---------- Records provided ----------
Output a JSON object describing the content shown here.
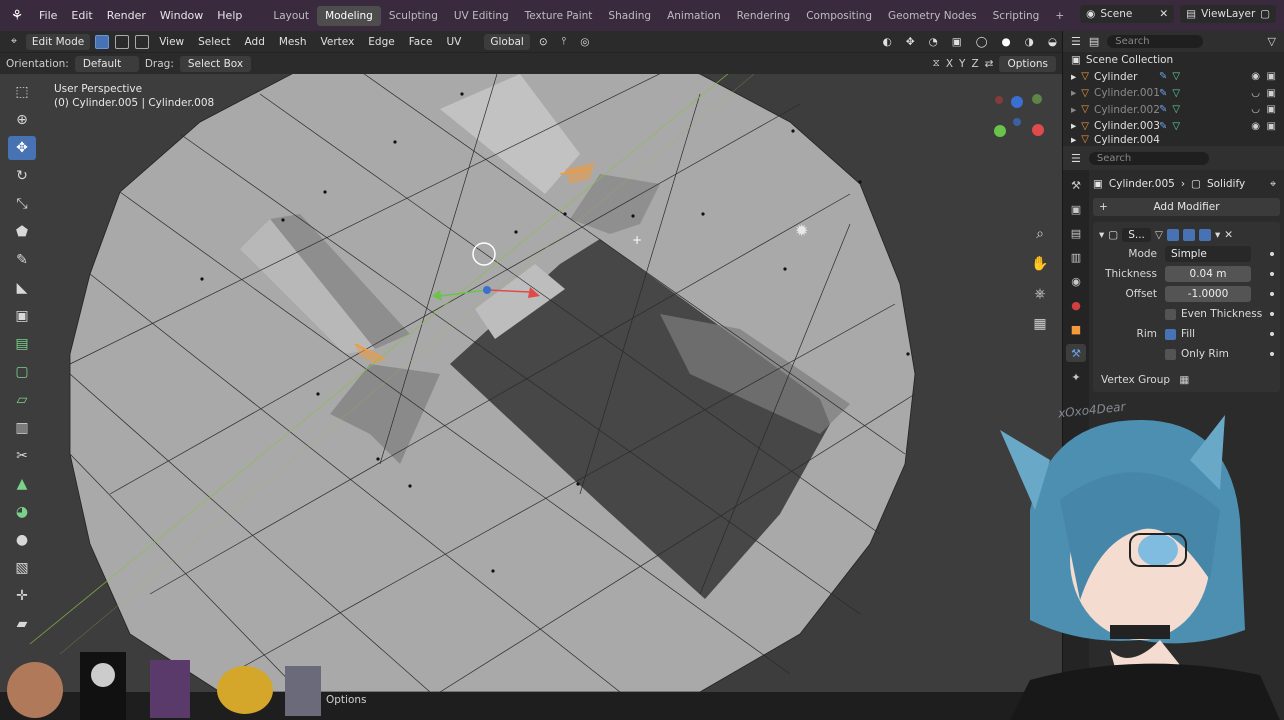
{
  "topbar": {
    "menus": [
      "File",
      "Edit",
      "Render",
      "Window",
      "Help"
    ],
    "workspaces": [
      "Layout",
      "Modeling",
      "Sculpting",
      "UV Editing",
      "Texture Paint",
      "Shading",
      "Animation",
      "Rendering",
      "Compositing",
      "Geometry Nodes",
      "Scripting"
    ],
    "active_workspace": "Modeling",
    "scene": "Scene",
    "view_layer": "ViewLayer"
  },
  "viewport_header": {
    "mode": "Edit Mode",
    "menus": [
      "View",
      "Select",
      "Add",
      "Mesh",
      "Vertex",
      "Edge",
      "Face",
      "UV"
    ],
    "transform_orientation": "Global"
  },
  "tool_settings": {
    "orientation_label": "Orientation:",
    "orientation_value": "Default",
    "drag_label": "Drag:",
    "drag_value": "Select Box",
    "options_label": "Options",
    "axes": [
      "X",
      "Y",
      "Z"
    ]
  },
  "viewport": {
    "perspective": "User Perspective",
    "object_info": "(0) Cylinder.005 | Cylinder.008"
  },
  "status": {
    "options": "Options"
  },
  "outliner": {
    "search_placeholder": "Search",
    "collection": "Scene Collection",
    "items": [
      {
        "name": "Cylinder",
        "visible": true
      },
      {
        "name": "Cylinder.001",
        "visible": false
      },
      {
        "name": "Cylinder.002",
        "visible": false
      },
      {
        "name": "Cylinder.003",
        "visible": true
      },
      {
        "name": "Cylinder.004",
        "visible": true
      }
    ]
  },
  "properties": {
    "search_placeholder": "Search",
    "object": "Cylinder.005",
    "modifier_tab": "Solidify",
    "add_modifier": "Add Modifier",
    "modifier_short_name": "S...",
    "mode_label": "Mode",
    "mode_value": "Simple",
    "thickness_label": "Thickness",
    "thickness_value": "0.04 m",
    "offset_label": "Offset",
    "offset_value": "-1.0000",
    "even_thickness": "Even Thickness",
    "rim_label": "Rim",
    "fill_label": "Fill",
    "only_rim": "Only Rim",
    "vertex_group": "Vertex Group"
  },
  "overlay": {
    "watermark": "xOxo4Dear"
  },
  "colors": {
    "accent": "#4772b3",
    "selection_orange": "#f29a3c",
    "topbar": "#3a2a3e"
  }
}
----------
> [Written instruction]
Every line should be retyped exactly, with the pictures omitted.

> [Output of the task]
Output a JSON object describing the content shown here.
{
  "topbar": {
    "menus": [
      "File",
      "Edit",
      "Render",
      "Window",
      "Help"
    ],
    "workspaces": [
      "Layout",
      "Modeling",
      "Sculpting",
      "UV Editing",
      "Texture Paint",
      "Shading",
      "Animation",
      "Rendering",
      "Compositing",
      "Geometry Nodes",
      "Scripting"
    ],
    "active_workspace": "Modeling",
    "scene": "Scene",
    "view_layer": "ViewLayer"
  },
  "viewport_header": {
    "mode": "Edit Mode",
    "menus": [
      "View",
      "Select",
      "Add",
      "Mesh",
      "Vertex",
      "Edge",
      "Face",
      "UV"
    ],
    "transform_orientation": "Global"
  },
  "tool_settings": {
    "orientation_label": "Orientation:",
    "orientation_value": "Default",
    "drag_label": "Drag:",
    "drag_value": "Select Box",
    "options_label": "Options",
    "axes": [
      "X",
      "Y",
      "Z"
    ]
  },
  "viewport": {
    "perspective": "User Perspective",
    "object_info": "(0) Cylinder.005 | Cylinder.008"
  },
  "status": {
    "options": "Options"
  },
  "outliner": {
    "search_placeholder": "Search",
    "collection": "Scene Collection",
    "items": [
      {
        "name": "Cylinder",
        "visible": true
      },
      {
        "name": "Cylinder.001",
        "visible": false
      },
      {
        "name": "Cylinder.002",
        "visible": false
      },
      {
        "name": "Cylinder.003",
        "visible": true
      },
      {
        "name": "Cylinder.004",
        "visible": true
      }
    ]
  },
  "properties": {
    "search_placeholder": "Search",
    "object": "Cylinder.005",
    "modifier_tab": "Solidify",
    "add_modifier": "Add Modifier",
    "modifier_short_name": "S...",
    "mode_label": "Mode",
    "mode_value": "Simple",
    "thickness_label": "Thickness",
    "thickness_value": "0.04 m",
    "offset_label": "Offset",
    "offset_value": "-1.0000",
    "even_thickness": "Even Thickness",
    "rim_label": "Rim",
    "fill_label": "Fill",
    "only_rim": "Only Rim",
    "vertex_group": "Vertex Group"
  },
  "overlay": {
    "watermark": "xOxo4Dear"
  },
  "colors": {
    "accent": "#4772b3",
    "selection_orange": "#f29a3c",
    "topbar": "#3a2a3e"
  }
}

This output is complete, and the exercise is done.